### Written problem
The entries below need to be written out exactly, with no pictures included.
━━━━━━━━━━━━━━━━━━━━━━━━━━━━━━
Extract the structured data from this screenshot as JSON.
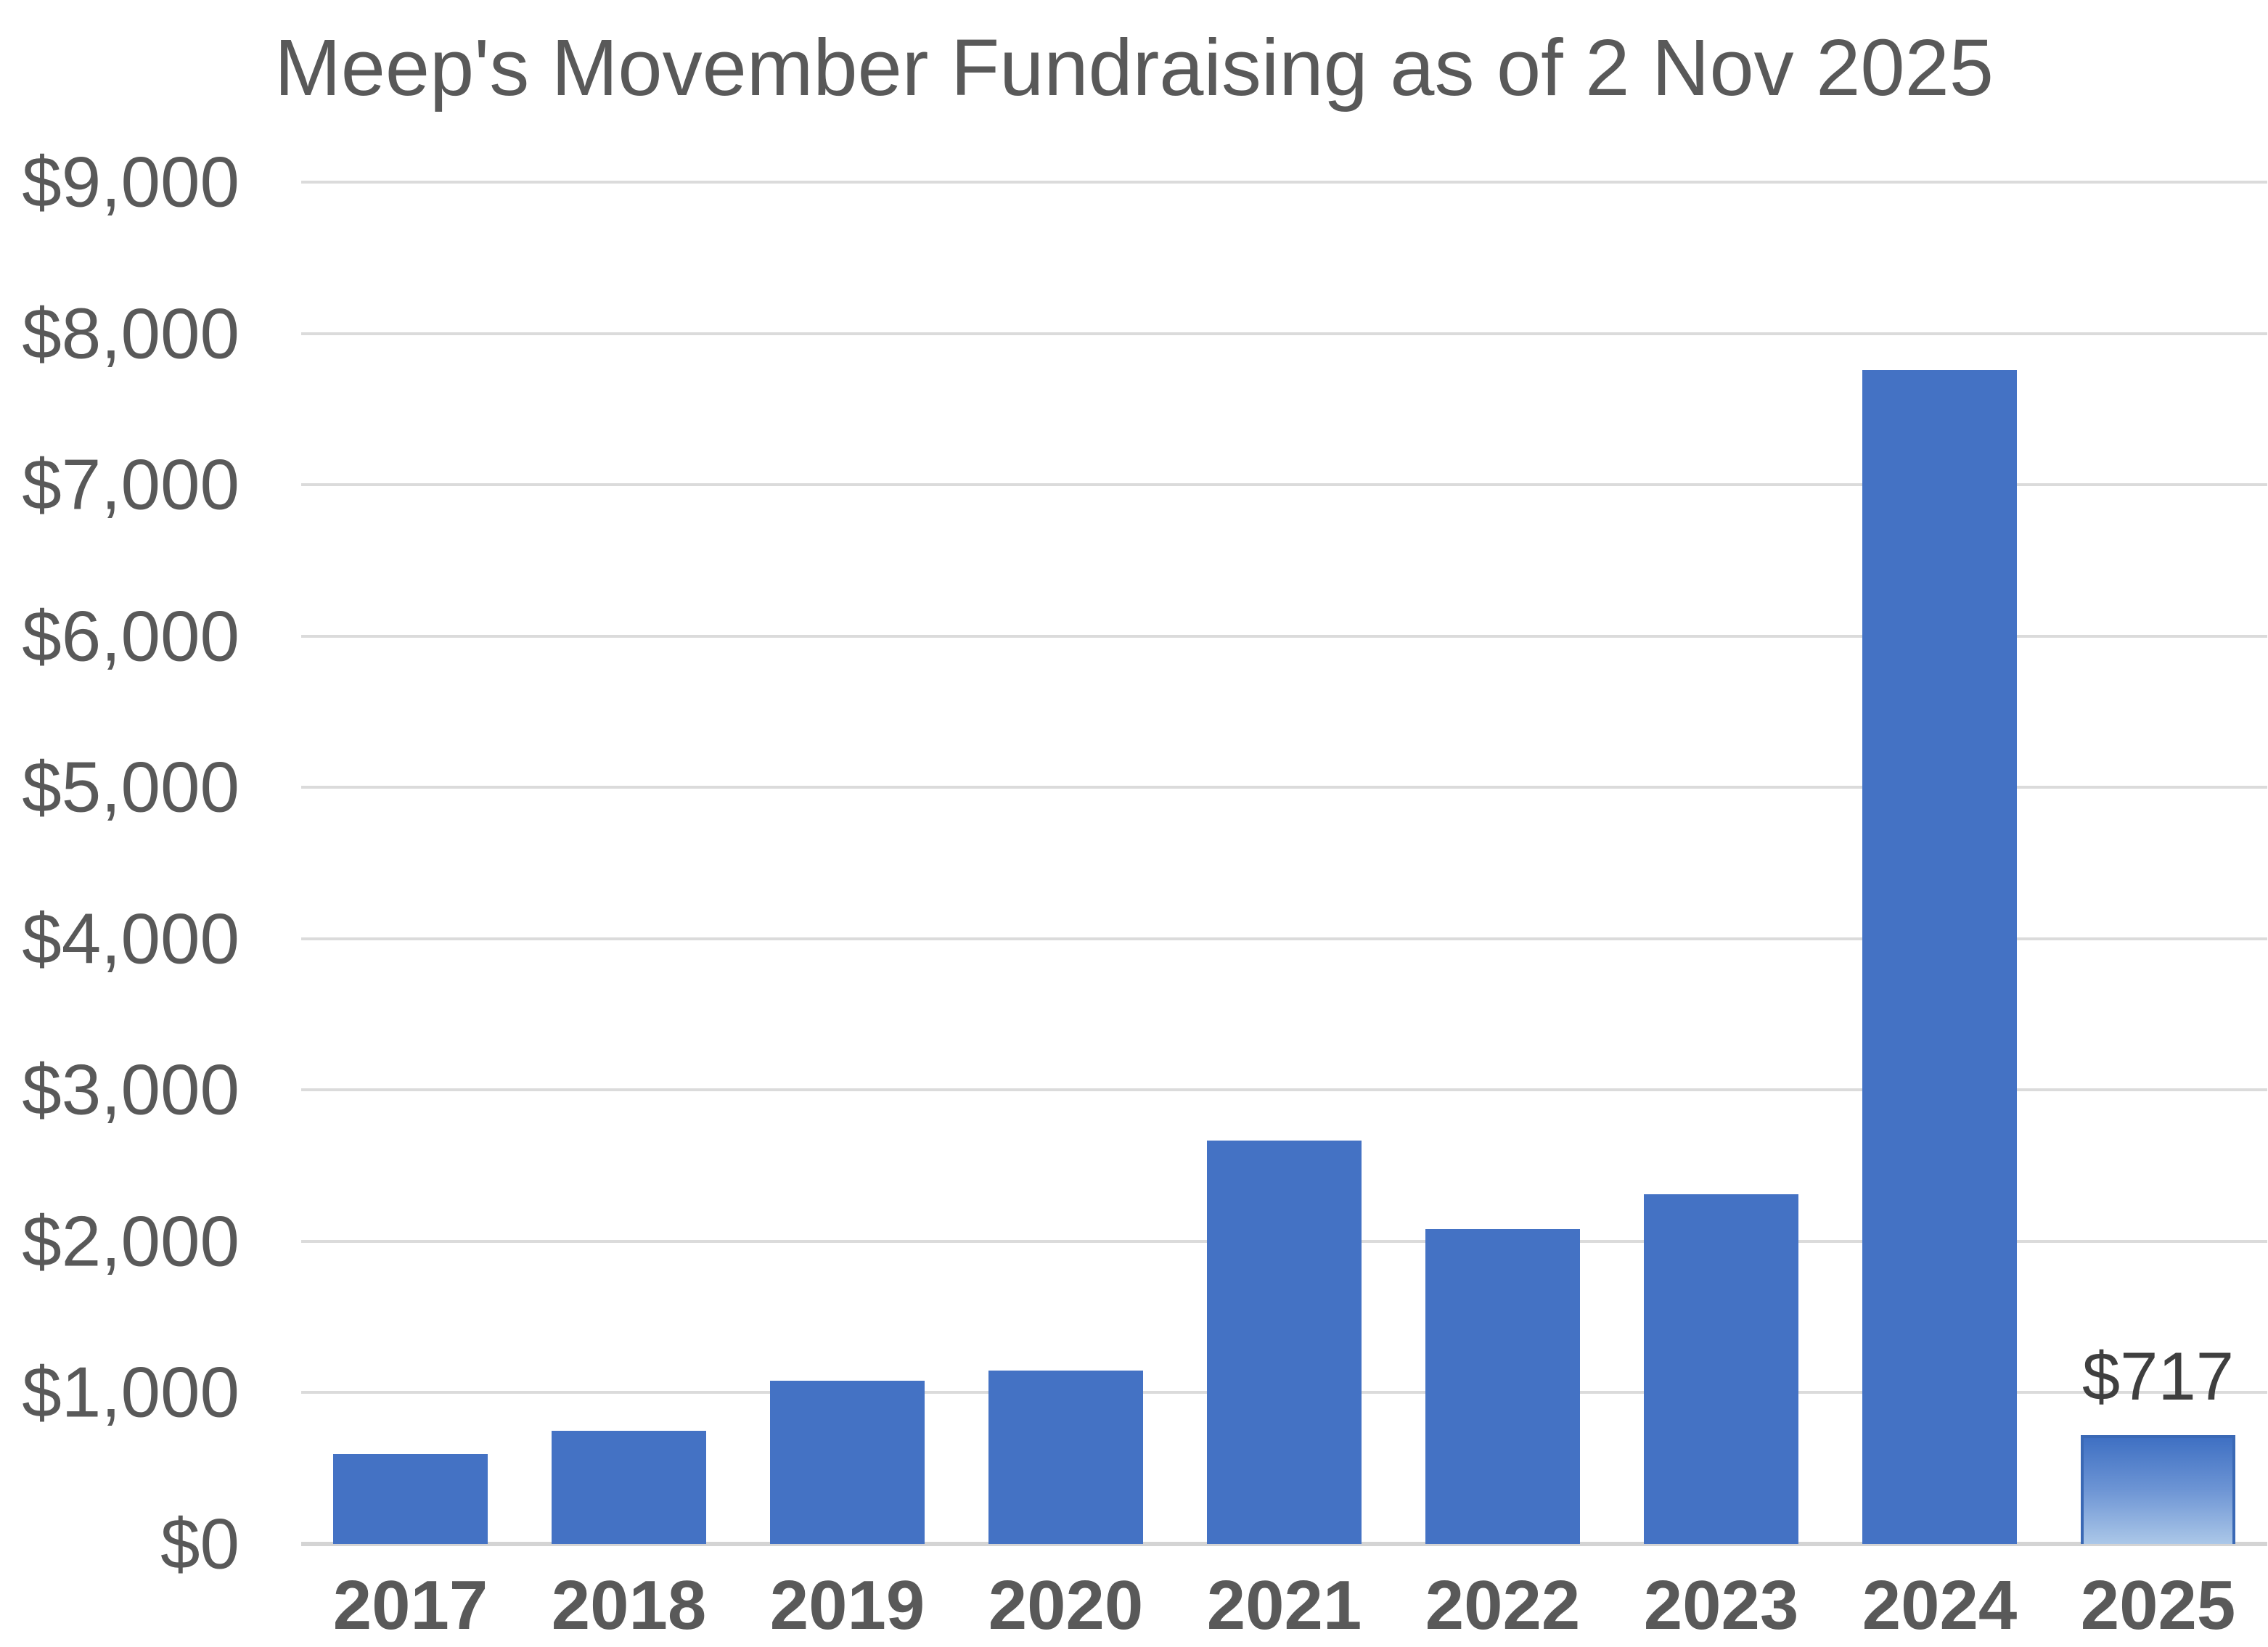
{
  "chart_data": {
    "type": "bar",
    "title": "Meep's Movember Fundraising as of 2 Nov 2025",
    "categories": [
      "2017",
      "2018",
      "2019",
      "2020",
      "2021",
      "2022",
      "2023",
      "2024",
      "2025"
    ],
    "values": [
      595,
      750,
      1080,
      1145,
      2665,
      2080,
      2310,
      7760,
      717
    ],
    "xlabel": "",
    "ylabel": "",
    "ylim": [
      0,
      9000
    ],
    "ytick_step": 1000,
    "ytick_labels": [
      "$0",
      "$1,000",
      "$2,000",
      "$3,000",
      "$4,000",
      "$5,000",
      "$6,000",
      "$7,000",
      "$8,000",
      "$9,000"
    ],
    "grid": true,
    "legend_position": "none",
    "data_labels": [
      {
        "category": "2025",
        "text": "$717"
      }
    ],
    "highlight": {
      "category": "2025",
      "style": "gradient-fill"
    }
  },
  "colors": {
    "bar": "#4472C4",
    "highlight_gradient_top": "#3F70C3",
    "highlight_gradient_bottom": "#ABC7E8",
    "highlight_border": "#3B69B5",
    "gridline": "#DBDBDB",
    "axis_line": "#D4D4D4",
    "axis_text": "#595959",
    "title_text": "#595959",
    "data_label_text": "#3F3F3F",
    "background": "#FFFFFF"
  }
}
━━━━━━━━━━━━━━━━━━━━━━━━━━━━━━
### Solution to the exercise
Extract the structured data from this screenshot as JSON.
{
  "chart_data": {
    "type": "bar",
    "title": "Meep's Movember Fundraising as of 2 Nov 2025",
    "categories": [
      "2017",
      "2018",
      "2019",
      "2020",
      "2021",
      "2022",
      "2023",
      "2024",
      "2025"
    ],
    "values": [
      595,
      750,
      1080,
      1145,
      2665,
      2080,
      2310,
      7760,
      717
    ],
    "xlabel": "",
    "ylabel": "",
    "ylim": [
      0,
      9000
    ],
    "ytick_step": 1000,
    "ytick_labels": [
      "$0",
      "$1,000",
      "$2,000",
      "$3,000",
      "$4,000",
      "$5,000",
      "$6,000",
      "$7,000",
      "$8,000",
      "$9,000"
    ],
    "grid": true,
    "legend_position": "none",
    "data_labels": [
      {
        "category": "2025",
        "text": "$717"
      }
    ],
    "highlight": {
      "category": "2025",
      "style": "gradient-fill"
    }
  },
  "colors": {
    "bar": "#4472C4",
    "highlight_gradient_top": "#3F70C3",
    "highlight_gradient_bottom": "#ABC7E8",
    "highlight_border": "#3B69B5",
    "gridline": "#DBDBDB",
    "axis_line": "#D4D4D4",
    "axis_text": "#595959",
    "title_text": "#595959",
    "data_label_text": "#3F3F3F",
    "background": "#FFFFFF"
  }
}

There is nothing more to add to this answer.